*Supplied records*:
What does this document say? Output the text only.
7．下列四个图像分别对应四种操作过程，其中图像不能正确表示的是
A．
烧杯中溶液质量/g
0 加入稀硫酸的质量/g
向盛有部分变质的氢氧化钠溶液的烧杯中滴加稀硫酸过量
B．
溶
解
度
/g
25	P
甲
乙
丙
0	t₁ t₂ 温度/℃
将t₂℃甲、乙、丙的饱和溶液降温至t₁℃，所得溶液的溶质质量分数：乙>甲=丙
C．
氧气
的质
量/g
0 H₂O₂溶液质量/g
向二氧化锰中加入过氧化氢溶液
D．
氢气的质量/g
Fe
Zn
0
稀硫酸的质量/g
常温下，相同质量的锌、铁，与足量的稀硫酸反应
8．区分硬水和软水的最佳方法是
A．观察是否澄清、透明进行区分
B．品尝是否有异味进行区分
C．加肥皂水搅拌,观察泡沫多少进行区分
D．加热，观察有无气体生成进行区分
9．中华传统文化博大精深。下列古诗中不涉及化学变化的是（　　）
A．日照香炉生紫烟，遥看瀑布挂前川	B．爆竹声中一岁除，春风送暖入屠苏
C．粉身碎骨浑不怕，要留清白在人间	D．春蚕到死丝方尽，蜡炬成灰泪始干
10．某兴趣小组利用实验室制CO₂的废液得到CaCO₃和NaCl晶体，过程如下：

==

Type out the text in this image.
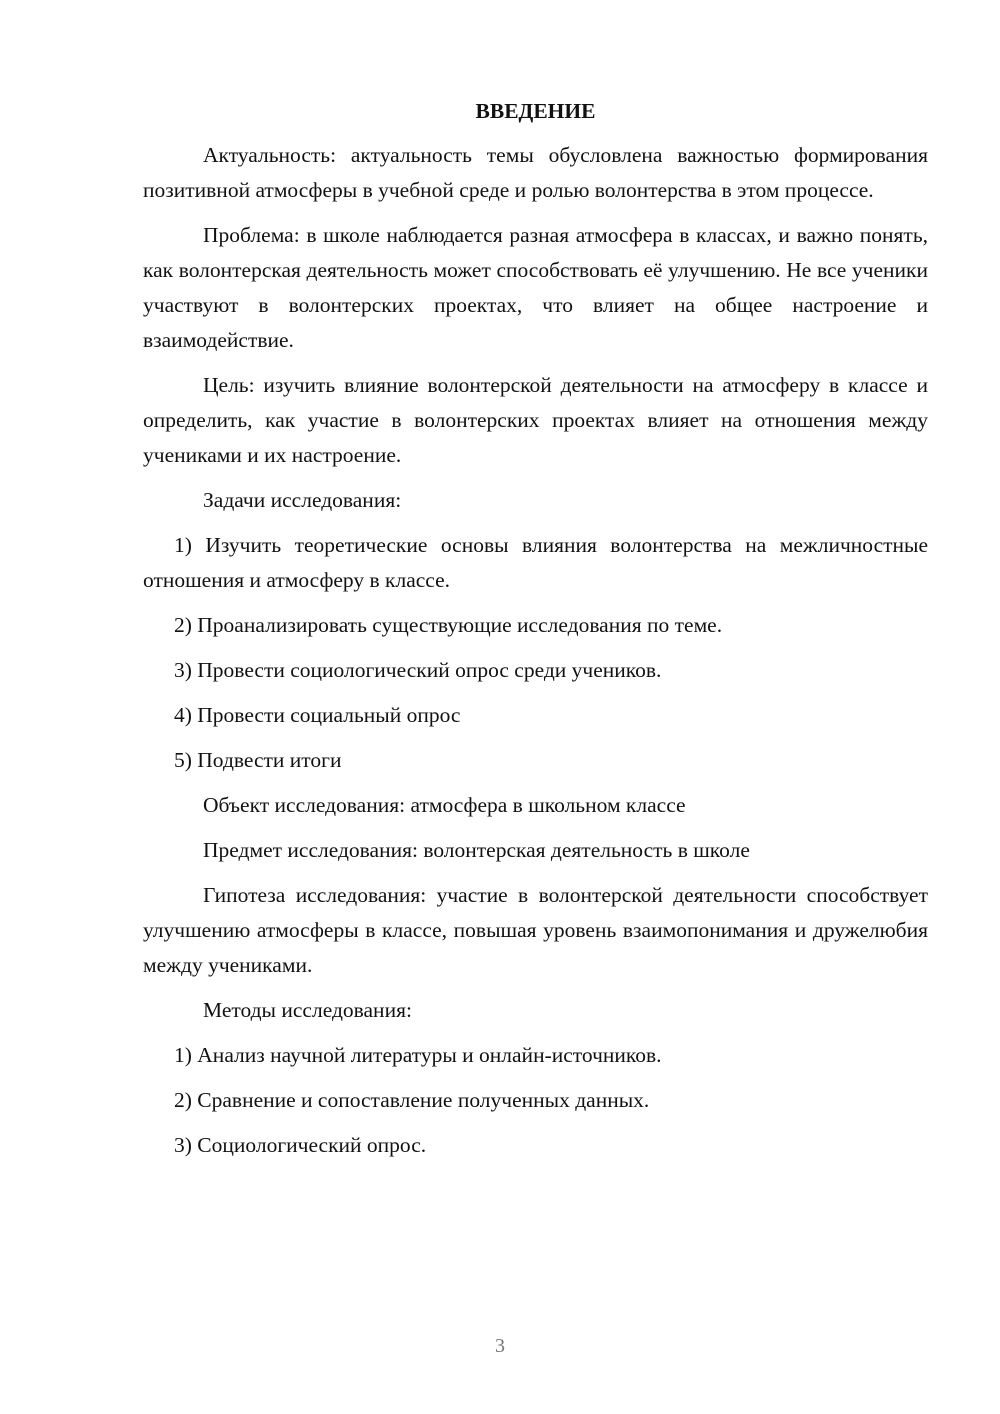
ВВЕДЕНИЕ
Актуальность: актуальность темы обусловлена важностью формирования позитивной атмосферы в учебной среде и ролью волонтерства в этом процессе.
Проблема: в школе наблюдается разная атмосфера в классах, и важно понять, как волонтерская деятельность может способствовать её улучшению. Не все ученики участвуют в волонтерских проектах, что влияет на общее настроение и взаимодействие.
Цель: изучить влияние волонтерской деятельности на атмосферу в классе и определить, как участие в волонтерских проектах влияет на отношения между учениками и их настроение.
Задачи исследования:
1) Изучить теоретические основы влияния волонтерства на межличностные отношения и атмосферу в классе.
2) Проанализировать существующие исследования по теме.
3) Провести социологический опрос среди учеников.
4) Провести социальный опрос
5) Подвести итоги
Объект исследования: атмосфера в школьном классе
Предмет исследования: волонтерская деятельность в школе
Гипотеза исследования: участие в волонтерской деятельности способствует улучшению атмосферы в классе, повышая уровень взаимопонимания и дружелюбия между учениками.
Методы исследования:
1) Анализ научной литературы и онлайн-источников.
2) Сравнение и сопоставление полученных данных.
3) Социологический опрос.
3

* * *

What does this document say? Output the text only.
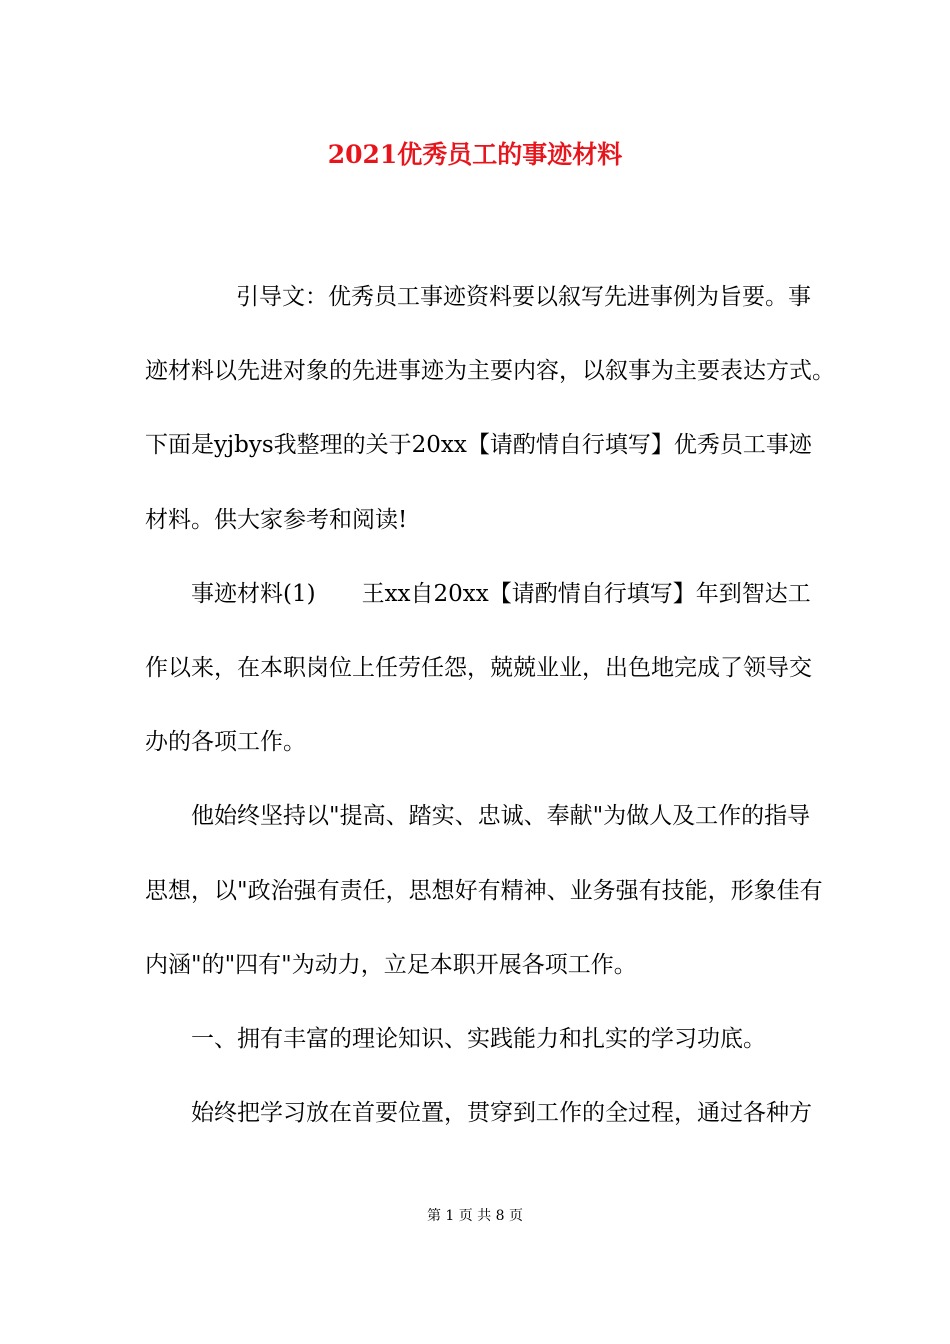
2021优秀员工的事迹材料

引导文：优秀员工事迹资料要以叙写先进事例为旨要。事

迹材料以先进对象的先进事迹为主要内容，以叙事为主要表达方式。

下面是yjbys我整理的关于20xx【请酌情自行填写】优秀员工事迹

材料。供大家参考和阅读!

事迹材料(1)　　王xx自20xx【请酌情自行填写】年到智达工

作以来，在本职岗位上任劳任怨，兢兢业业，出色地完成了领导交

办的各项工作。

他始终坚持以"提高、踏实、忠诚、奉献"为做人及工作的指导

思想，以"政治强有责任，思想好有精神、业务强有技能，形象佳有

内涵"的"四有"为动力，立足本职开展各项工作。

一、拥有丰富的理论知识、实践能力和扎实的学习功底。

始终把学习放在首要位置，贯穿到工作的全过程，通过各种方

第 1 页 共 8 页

*Task to carry out*: Pick out all the lines with the word "волонтерства" in them and copy them.

*Task solution*:
Актуальность: актуальность темы обусловлена важностью формирования позитивной атмосферы в учебной среде и ролью волонтерства в этом процессе.
1) Изучить теоретические основы влияния волонтерства на межличностные отношения и атмосферу в классе.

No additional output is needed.